**Stated goal**: Identify the lines bearing the string "profundos" and gather them.

————————

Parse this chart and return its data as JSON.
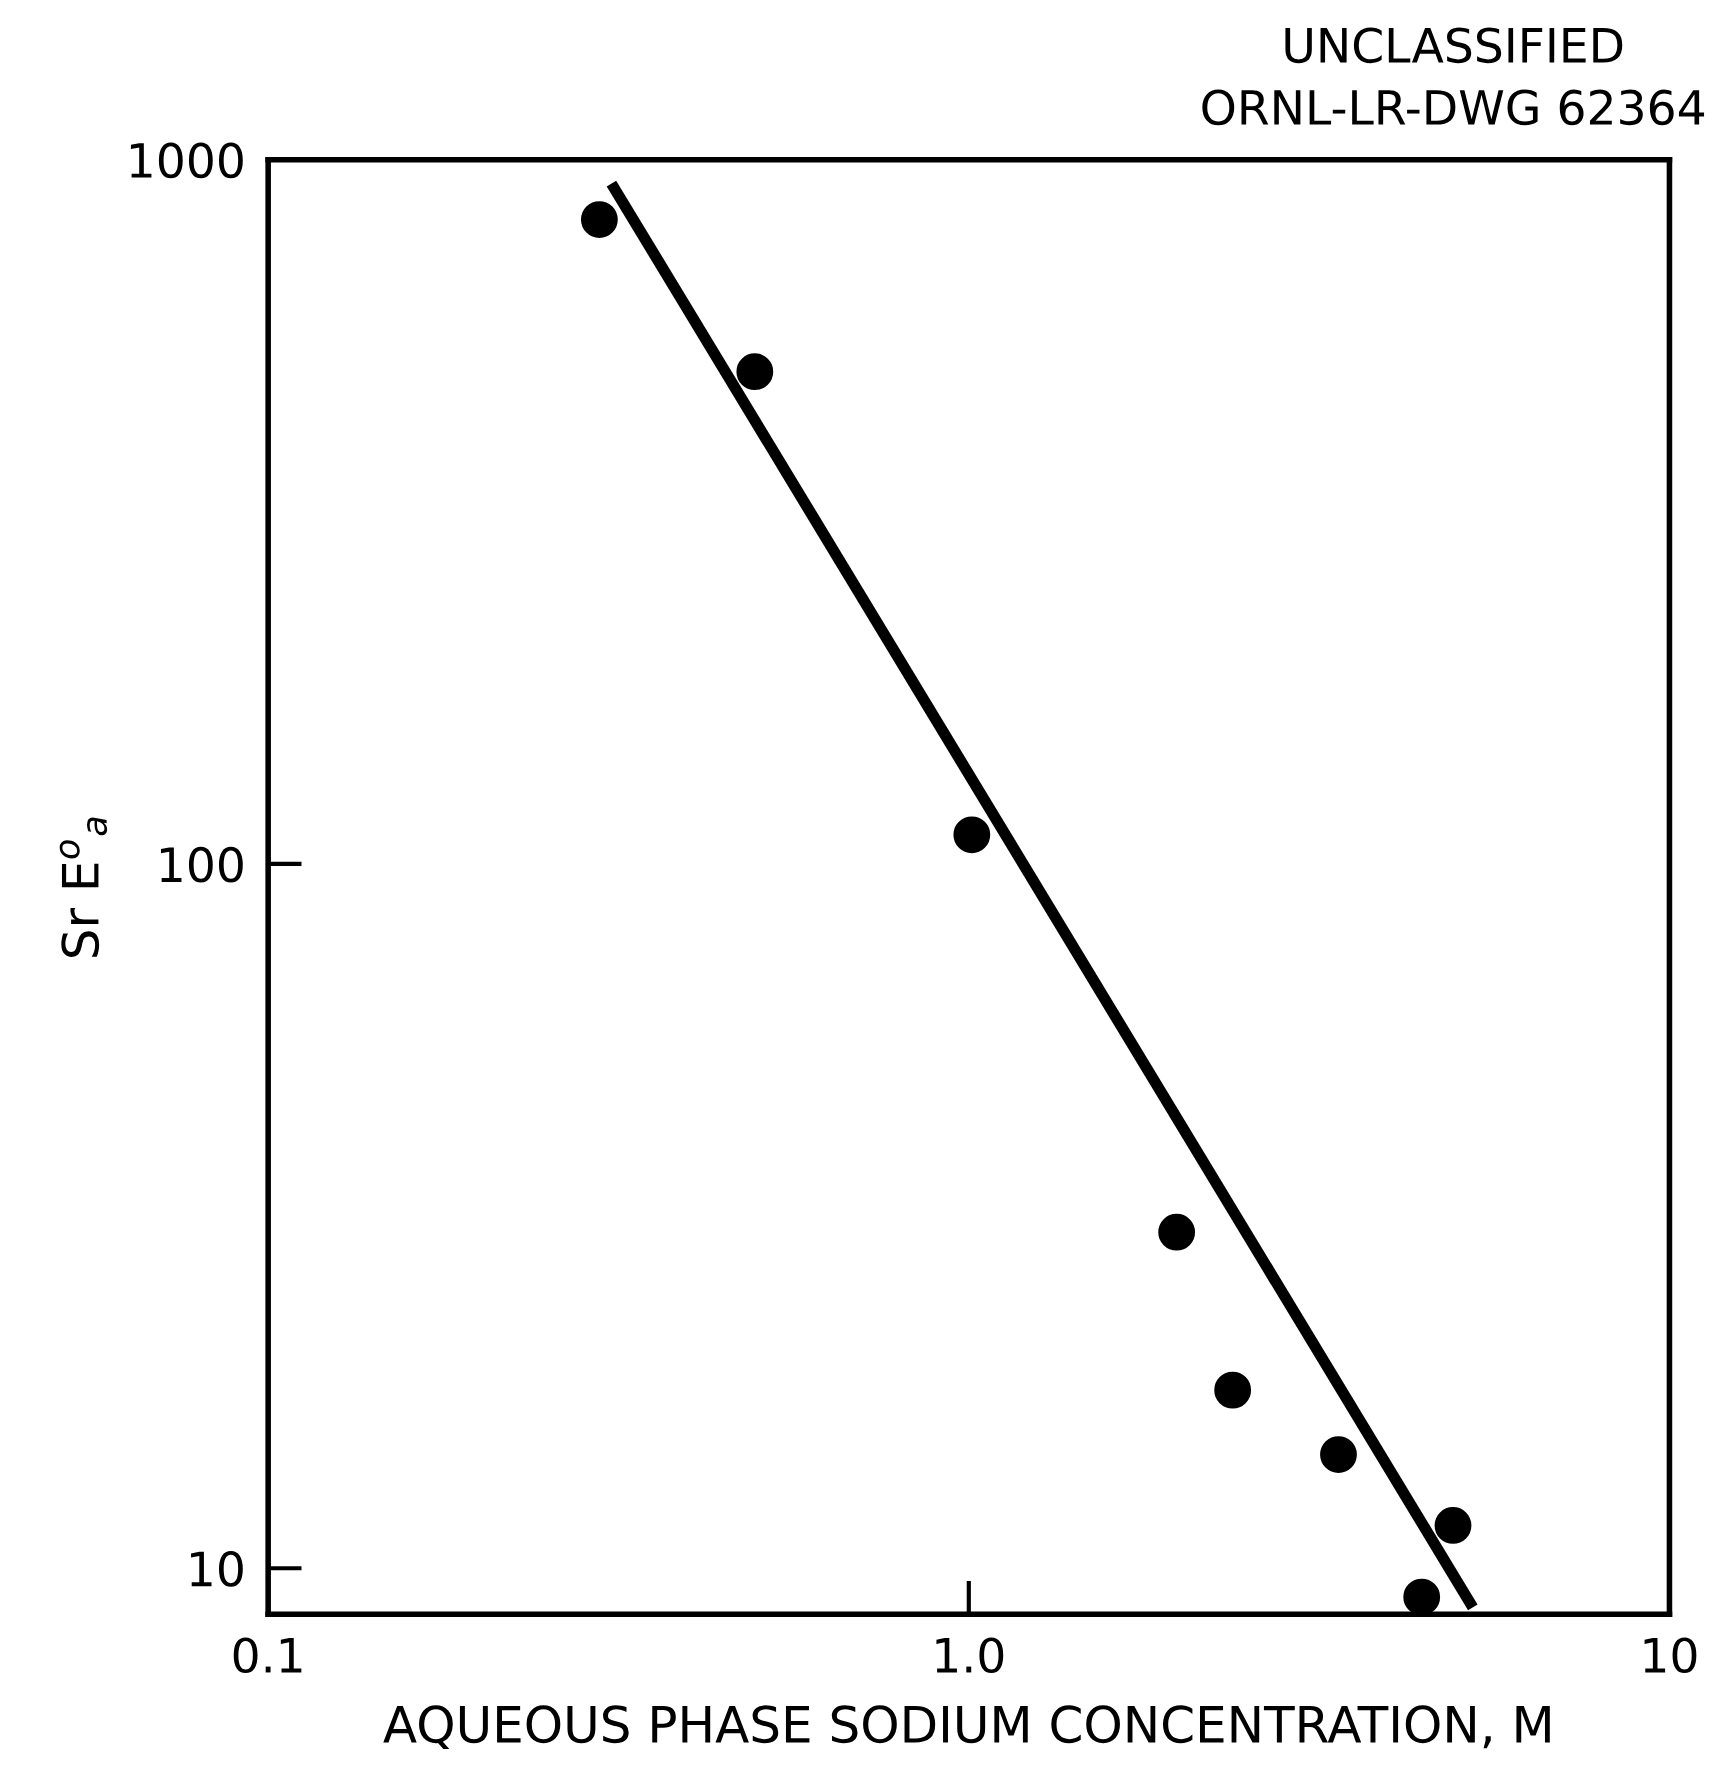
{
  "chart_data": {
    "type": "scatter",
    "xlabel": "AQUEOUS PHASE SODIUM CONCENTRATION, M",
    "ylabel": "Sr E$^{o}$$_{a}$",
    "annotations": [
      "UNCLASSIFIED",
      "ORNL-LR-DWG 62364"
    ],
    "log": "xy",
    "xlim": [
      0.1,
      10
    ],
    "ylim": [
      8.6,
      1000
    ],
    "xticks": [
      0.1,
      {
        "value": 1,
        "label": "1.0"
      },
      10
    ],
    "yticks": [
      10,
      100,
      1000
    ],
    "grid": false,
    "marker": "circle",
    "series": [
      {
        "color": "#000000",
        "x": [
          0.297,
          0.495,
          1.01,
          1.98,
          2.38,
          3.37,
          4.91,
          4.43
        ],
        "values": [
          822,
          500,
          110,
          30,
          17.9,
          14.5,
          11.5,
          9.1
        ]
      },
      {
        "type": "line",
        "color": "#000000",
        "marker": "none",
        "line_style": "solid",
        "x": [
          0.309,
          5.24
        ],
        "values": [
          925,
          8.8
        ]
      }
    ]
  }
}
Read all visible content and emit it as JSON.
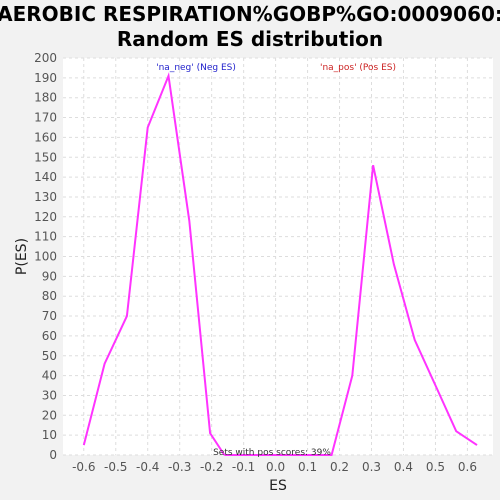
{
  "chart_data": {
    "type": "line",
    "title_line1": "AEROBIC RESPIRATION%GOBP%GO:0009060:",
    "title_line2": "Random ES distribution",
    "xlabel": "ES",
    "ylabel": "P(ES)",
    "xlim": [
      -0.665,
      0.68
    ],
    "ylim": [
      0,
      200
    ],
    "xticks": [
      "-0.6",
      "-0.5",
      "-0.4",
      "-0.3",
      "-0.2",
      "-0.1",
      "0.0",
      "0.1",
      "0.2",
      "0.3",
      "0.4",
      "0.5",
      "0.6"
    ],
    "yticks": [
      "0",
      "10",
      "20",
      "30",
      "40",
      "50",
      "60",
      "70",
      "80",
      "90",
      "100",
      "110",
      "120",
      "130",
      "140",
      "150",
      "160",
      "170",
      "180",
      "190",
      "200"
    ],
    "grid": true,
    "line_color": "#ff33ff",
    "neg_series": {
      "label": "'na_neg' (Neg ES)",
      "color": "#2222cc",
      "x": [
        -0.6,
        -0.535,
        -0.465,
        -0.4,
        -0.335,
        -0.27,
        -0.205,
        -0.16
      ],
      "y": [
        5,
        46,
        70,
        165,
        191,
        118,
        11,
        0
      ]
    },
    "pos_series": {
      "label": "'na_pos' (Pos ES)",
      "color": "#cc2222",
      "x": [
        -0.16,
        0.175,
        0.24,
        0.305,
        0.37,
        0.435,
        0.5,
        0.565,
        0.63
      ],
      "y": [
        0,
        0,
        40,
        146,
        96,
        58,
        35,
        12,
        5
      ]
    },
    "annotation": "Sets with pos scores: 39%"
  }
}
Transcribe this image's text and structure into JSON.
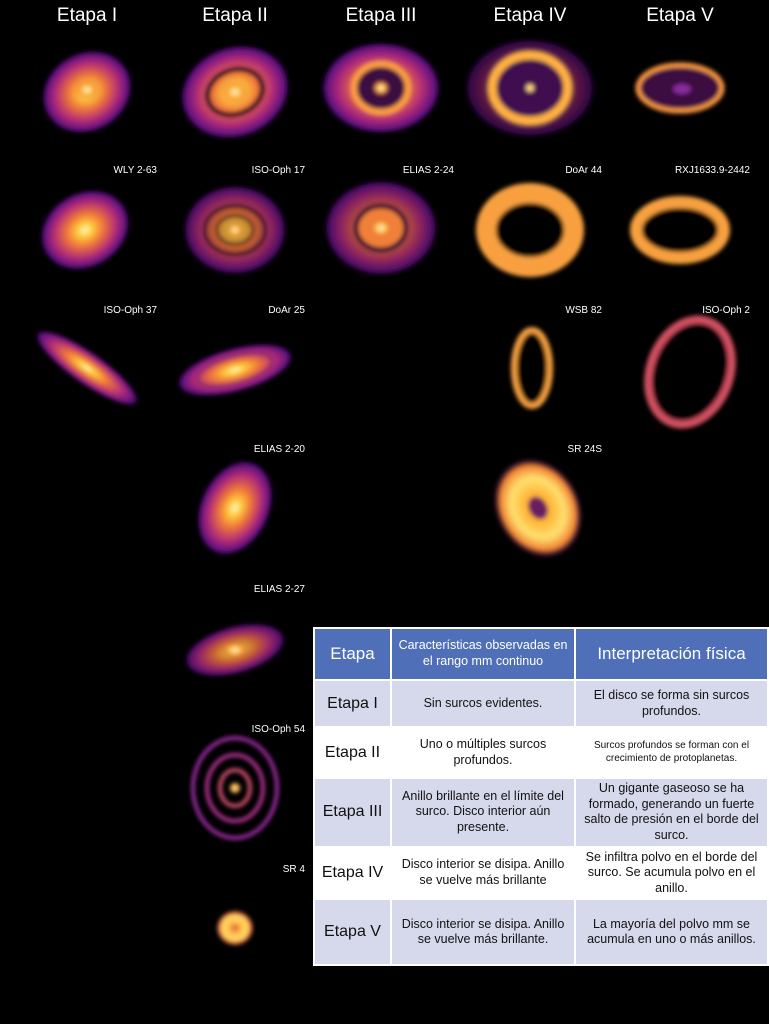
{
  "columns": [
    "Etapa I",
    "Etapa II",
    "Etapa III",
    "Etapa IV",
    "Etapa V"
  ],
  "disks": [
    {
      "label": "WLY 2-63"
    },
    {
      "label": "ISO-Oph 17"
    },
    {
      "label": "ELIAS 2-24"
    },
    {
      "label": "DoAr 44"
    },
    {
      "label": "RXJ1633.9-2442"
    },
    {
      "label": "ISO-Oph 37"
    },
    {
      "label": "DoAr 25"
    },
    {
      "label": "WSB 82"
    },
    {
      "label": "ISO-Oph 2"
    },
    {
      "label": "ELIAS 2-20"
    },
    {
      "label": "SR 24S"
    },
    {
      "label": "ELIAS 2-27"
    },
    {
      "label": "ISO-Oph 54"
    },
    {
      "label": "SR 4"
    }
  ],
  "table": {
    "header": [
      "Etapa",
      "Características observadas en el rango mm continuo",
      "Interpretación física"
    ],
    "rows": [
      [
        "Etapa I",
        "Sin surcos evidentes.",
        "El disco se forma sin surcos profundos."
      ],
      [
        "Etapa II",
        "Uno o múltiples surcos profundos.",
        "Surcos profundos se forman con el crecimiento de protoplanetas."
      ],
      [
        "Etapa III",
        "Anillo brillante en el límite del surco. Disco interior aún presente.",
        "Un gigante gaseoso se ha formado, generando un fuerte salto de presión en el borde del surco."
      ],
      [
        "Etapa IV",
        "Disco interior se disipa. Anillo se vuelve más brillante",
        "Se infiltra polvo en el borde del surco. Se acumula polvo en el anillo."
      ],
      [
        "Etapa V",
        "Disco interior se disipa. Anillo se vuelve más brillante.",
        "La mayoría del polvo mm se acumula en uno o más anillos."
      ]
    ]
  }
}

————————

**Result below**:
        "El disco se forma sin surcos profundos."
        "Uno o múltiples surcos profundos.",
        "Surcos profundos se forman con el crecimiento de protoplanetas."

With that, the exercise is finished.